Return each line of the records holding the string "JSON".

##### THE RECORDS #####

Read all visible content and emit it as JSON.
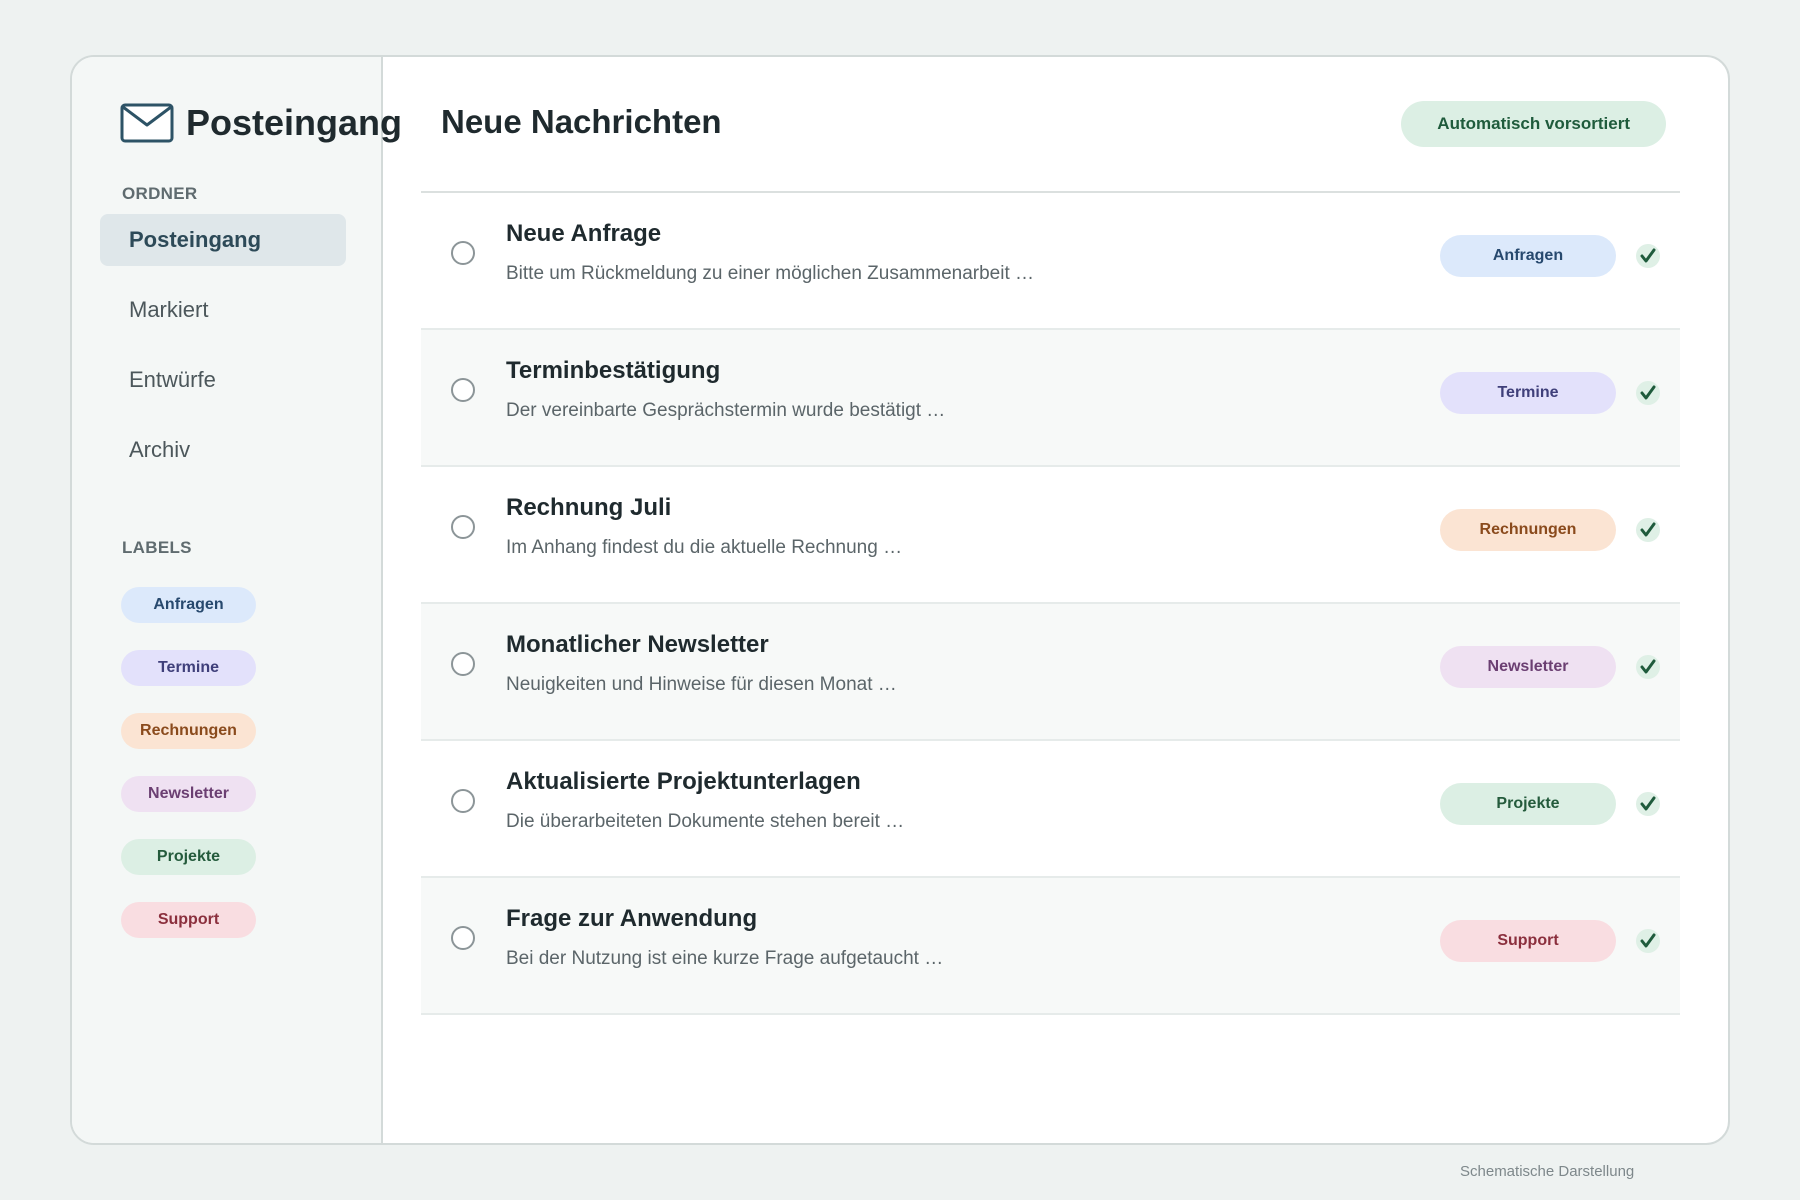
{
  "sidebar": {
    "title": "Posteingang",
    "folders_heading": "ORDNER",
    "folders": [
      {
        "label": "Posteingang",
        "active": true
      },
      {
        "label": "Markiert",
        "active": false
      },
      {
        "label": "Entwürfe",
        "active": false
      },
      {
        "label": "Archiv",
        "active": false
      }
    ],
    "labels_heading": "LABELS",
    "labels": [
      {
        "label": "Anfragen",
        "bg": "#dce9fb",
        "fg": "#27496e"
      },
      {
        "label": "Termine",
        "bg": "#e3e1fb",
        "fg": "#3f3f7a"
      },
      {
        "label": "Rechnungen",
        "bg": "#fbe4d3",
        "fg": "#8a4a1c"
      },
      {
        "label": "Newsletter",
        "bg": "#efe1f2",
        "fg": "#6b3f72"
      },
      {
        "label": "Projekte",
        "bg": "#dcefe4",
        "fg": "#245b3c"
      },
      {
        "label": "Support",
        "bg": "#f9dde1",
        "fg": "#8b2f3d"
      }
    ]
  },
  "main": {
    "title": "Neue Nachrichten",
    "auto_badge": "Automatisch vorsortiert",
    "messages": [
      {
        "subject": "Neue Anfrage",
        "preview": "Bitte um Rückmeldung zu einer möglichen Zusammenarbeit …",
        "label": "Anfragen",
        "bg": "#dce9fb",
        "fg": "#27496e"
      },
      {
        "subject": "Terminbestätigung",
        "preview": "Der vereinbarte Gesprächstermin wurde bestätigt …",
        "label": "Termine",
        "bg": "#e3e1fb",
        "fg": "#3f3f7a"
      },
      {
        "subject": "Rechnung Juli",
        "preview": "Im Anhang findest du die aktuelle Rechnung …",
        "label": "Rechnungen",
        "bg": "#fbe4d3",
        "fg": "#8a4a1c"
      },
      {
        "subject": "Monatlicher Newsletter",
        "preview": "Neuigkeiten und Hinweise für diesen Monat …",
        "label": "Newsletter",
        "bg": "#efe1f2",
        "fg": "#6b3f72"
      },
      {
        "subject": "Aktualisierte Projektunterlagen",
        "preview": "Die überarbeiteten Dokumente stehen bereit …",
        "label": "Projekte",
        "bg": "#dcefe4",
        "fg": "#245b3c"
      },
      {
        "subject": "Frage zur Anwendung",
        "preview": "Bei der Nutzung ist eine kurze Frage aufgetaucht …",
        "label": "Support",
        "bg": "#f9dde1",
        "fg": "#8b2f3d"
      }
    ]
  },
  "footnote": "Schematische Darstellung",
  "icons": {
    "brand": "envelope-icon",
    "status": "check-icon",
    "select": "radio-icon"
  },
  "colors": {
    "accent": "#2d4a58",
    "check": "#1f5b3c",
    "background": "#eef2f1"
  }
}
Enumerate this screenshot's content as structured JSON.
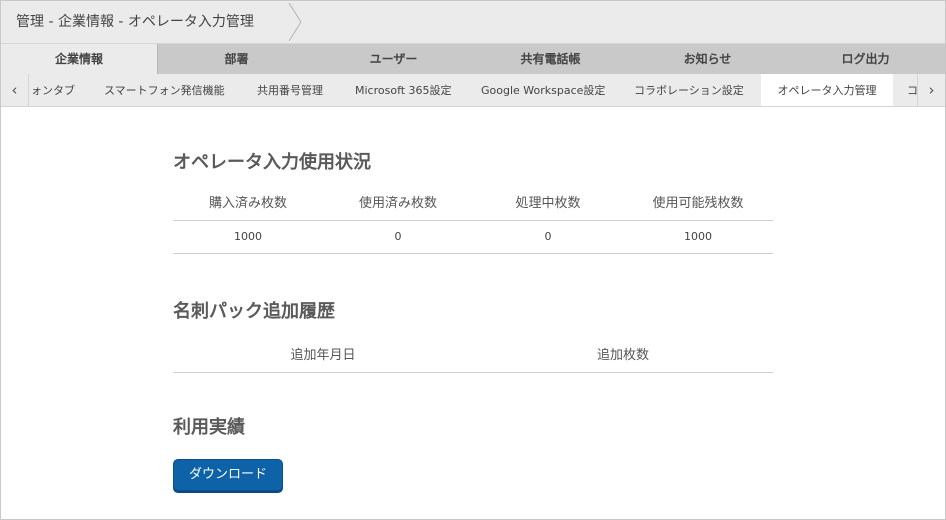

#####

- TASK RESULT -
Read all visible content and emit it as JSON.
Enumerate this screenshot's content as structured JSON.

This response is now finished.